Records for this task
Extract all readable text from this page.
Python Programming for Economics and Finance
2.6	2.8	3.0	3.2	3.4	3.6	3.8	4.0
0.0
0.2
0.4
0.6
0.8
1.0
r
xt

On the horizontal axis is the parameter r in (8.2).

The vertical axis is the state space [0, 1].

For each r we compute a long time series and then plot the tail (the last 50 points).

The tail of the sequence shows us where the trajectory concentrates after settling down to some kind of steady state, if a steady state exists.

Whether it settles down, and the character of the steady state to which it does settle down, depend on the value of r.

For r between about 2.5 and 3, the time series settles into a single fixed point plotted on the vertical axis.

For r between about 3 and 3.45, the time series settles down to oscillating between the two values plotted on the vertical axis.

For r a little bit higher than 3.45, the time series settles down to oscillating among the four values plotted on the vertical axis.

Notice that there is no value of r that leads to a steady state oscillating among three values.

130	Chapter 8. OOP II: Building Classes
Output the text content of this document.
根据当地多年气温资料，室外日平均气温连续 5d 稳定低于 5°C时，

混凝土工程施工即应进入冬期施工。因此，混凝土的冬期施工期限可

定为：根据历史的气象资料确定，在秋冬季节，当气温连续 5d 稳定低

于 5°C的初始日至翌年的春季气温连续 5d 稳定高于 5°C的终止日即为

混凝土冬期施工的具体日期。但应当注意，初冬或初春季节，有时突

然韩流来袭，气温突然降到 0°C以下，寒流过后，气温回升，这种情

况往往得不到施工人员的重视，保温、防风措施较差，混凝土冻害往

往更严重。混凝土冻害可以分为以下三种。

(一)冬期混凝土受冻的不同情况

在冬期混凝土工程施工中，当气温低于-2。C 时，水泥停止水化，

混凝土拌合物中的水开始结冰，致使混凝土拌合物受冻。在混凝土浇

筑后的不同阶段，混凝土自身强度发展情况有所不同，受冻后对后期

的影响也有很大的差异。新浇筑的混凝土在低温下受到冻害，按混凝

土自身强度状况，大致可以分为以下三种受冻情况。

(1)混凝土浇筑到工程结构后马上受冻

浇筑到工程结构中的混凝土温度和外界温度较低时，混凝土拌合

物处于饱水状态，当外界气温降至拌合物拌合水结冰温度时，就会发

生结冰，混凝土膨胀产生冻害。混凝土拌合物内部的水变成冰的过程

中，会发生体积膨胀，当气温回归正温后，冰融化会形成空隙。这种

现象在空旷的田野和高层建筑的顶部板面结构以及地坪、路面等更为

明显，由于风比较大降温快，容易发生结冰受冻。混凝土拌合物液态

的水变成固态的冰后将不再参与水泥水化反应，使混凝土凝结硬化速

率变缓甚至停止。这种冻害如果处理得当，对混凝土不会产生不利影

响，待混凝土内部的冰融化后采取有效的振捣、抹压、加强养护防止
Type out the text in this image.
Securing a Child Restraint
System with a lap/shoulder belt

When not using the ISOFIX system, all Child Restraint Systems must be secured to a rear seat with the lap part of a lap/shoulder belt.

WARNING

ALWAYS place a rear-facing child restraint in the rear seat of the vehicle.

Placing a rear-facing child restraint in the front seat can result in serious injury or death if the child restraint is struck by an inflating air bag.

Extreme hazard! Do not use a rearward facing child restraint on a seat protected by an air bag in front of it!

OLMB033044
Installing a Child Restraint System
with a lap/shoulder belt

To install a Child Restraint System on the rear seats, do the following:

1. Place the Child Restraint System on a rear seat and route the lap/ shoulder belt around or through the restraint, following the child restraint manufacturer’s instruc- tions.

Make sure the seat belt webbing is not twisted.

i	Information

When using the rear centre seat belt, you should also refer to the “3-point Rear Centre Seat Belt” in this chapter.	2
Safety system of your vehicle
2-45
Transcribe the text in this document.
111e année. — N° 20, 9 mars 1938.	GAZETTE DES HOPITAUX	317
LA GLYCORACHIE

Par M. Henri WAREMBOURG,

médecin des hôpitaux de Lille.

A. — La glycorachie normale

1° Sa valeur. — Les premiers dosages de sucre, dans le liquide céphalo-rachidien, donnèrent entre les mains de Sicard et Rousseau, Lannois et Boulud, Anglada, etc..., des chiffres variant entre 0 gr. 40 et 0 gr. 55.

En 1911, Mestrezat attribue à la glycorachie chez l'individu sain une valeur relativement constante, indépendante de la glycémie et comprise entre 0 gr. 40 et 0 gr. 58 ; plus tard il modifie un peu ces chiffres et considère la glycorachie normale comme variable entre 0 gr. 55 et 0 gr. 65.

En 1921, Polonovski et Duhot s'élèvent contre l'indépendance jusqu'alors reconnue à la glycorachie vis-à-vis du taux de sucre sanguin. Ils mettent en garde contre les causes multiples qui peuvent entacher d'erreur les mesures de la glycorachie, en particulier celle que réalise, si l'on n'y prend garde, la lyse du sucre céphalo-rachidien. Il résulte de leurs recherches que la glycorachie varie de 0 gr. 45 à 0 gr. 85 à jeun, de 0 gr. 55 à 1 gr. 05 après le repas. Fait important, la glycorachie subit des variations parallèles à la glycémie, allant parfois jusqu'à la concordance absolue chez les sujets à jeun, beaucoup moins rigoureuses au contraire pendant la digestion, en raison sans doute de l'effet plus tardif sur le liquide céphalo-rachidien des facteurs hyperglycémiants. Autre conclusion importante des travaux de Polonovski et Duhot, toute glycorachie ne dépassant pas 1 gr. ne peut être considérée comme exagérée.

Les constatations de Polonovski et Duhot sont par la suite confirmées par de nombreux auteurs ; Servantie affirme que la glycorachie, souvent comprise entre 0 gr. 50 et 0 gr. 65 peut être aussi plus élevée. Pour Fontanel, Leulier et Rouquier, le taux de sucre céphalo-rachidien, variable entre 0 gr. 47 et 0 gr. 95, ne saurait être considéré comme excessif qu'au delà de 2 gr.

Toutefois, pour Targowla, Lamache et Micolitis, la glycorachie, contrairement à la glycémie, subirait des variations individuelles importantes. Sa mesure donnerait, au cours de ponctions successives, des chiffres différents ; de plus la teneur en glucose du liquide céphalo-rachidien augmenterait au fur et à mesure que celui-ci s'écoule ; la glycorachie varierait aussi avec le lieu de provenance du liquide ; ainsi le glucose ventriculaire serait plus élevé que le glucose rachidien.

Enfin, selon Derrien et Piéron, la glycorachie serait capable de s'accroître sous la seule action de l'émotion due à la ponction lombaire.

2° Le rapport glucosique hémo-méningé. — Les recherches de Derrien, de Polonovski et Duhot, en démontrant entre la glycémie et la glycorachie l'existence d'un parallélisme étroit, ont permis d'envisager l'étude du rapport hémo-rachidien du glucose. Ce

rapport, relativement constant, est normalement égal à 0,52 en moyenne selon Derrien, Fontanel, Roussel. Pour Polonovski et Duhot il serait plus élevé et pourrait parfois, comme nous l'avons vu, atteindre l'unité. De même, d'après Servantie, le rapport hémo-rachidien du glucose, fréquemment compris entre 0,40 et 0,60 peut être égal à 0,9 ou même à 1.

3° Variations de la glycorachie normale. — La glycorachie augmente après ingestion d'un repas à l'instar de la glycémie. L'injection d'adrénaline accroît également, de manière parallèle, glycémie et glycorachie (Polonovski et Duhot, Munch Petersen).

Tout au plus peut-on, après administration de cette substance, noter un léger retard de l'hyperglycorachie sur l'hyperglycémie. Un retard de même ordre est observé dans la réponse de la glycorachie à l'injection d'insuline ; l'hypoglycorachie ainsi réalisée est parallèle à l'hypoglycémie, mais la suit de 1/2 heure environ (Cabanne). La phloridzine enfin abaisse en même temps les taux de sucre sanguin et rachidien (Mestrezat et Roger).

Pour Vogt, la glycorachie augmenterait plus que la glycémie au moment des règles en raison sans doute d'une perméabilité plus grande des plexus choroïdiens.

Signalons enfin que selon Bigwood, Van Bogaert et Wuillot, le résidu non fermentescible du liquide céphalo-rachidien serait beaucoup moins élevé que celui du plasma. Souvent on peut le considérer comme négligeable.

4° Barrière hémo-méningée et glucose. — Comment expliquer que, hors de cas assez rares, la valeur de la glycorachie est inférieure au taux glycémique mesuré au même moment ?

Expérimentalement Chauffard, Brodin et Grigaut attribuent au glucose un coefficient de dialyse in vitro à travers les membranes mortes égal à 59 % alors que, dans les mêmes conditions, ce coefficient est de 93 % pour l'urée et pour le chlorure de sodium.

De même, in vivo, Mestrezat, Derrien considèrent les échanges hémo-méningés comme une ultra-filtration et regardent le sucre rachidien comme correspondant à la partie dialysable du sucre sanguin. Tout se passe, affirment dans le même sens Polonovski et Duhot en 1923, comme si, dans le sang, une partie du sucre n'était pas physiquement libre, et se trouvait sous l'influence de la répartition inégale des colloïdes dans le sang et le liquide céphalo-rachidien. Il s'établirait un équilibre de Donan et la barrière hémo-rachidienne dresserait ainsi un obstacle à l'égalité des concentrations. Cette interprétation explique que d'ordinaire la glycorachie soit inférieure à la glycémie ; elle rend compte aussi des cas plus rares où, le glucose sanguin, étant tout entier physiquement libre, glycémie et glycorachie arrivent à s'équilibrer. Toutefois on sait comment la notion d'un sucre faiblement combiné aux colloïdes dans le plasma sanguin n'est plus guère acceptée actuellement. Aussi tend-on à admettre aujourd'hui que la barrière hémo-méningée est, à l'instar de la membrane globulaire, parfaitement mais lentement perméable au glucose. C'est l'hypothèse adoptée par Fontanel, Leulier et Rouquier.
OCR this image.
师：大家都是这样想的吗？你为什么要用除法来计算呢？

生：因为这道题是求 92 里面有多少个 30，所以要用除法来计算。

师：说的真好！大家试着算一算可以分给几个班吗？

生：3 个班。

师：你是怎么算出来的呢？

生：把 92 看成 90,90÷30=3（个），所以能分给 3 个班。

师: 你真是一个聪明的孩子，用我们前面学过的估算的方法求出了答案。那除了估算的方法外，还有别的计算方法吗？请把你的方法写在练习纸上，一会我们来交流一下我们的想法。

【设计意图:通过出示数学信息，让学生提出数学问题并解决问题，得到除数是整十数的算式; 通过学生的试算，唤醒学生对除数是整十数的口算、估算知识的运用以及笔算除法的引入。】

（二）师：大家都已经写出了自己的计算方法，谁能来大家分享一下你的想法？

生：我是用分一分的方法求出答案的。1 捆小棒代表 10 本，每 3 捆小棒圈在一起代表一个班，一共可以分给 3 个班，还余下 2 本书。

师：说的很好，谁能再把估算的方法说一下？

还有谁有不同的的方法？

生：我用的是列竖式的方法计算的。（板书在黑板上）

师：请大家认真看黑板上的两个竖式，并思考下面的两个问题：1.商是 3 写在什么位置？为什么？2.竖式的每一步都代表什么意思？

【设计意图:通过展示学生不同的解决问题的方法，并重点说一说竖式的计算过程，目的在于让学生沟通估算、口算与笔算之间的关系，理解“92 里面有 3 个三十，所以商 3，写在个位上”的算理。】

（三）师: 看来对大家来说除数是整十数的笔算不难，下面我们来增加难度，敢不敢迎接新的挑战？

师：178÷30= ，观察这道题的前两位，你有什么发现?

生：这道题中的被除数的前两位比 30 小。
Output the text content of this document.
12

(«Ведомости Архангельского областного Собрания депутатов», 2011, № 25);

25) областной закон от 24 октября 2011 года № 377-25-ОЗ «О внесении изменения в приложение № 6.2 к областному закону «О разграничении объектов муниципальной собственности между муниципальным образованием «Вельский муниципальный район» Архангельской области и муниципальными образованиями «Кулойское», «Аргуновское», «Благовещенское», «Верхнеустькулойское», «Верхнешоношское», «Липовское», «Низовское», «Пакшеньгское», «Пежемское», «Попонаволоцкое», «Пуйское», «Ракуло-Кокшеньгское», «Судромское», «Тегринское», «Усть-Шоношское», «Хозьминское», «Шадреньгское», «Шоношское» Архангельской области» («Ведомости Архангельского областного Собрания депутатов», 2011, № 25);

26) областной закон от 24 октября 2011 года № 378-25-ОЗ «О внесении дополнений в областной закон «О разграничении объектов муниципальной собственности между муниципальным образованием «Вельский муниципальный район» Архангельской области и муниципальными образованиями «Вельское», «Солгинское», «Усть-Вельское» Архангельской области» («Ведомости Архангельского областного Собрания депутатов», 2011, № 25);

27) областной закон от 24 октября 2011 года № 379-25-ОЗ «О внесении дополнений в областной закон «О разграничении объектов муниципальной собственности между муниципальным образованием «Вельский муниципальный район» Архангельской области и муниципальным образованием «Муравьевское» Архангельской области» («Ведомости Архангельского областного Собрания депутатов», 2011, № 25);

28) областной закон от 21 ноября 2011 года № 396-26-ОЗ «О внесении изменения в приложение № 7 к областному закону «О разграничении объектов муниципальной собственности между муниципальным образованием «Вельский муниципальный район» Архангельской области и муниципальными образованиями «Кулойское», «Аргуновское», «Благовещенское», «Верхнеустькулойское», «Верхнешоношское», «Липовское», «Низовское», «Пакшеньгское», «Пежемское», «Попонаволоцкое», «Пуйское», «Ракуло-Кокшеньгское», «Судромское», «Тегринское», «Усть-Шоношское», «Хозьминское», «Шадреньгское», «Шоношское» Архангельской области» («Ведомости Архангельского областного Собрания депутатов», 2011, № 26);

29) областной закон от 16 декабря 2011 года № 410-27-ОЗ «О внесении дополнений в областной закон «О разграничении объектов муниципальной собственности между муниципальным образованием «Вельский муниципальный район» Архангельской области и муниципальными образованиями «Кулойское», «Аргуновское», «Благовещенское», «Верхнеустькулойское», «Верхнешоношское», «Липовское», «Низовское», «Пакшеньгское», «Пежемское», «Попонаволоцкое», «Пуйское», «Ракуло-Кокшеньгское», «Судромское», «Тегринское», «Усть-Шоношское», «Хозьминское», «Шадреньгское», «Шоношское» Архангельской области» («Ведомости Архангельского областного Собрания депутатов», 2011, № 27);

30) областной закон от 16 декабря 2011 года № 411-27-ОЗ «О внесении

Goal
Using the listing above, say how many of its lines contain the string "relativement", giving nothing but the figure.

Task output
2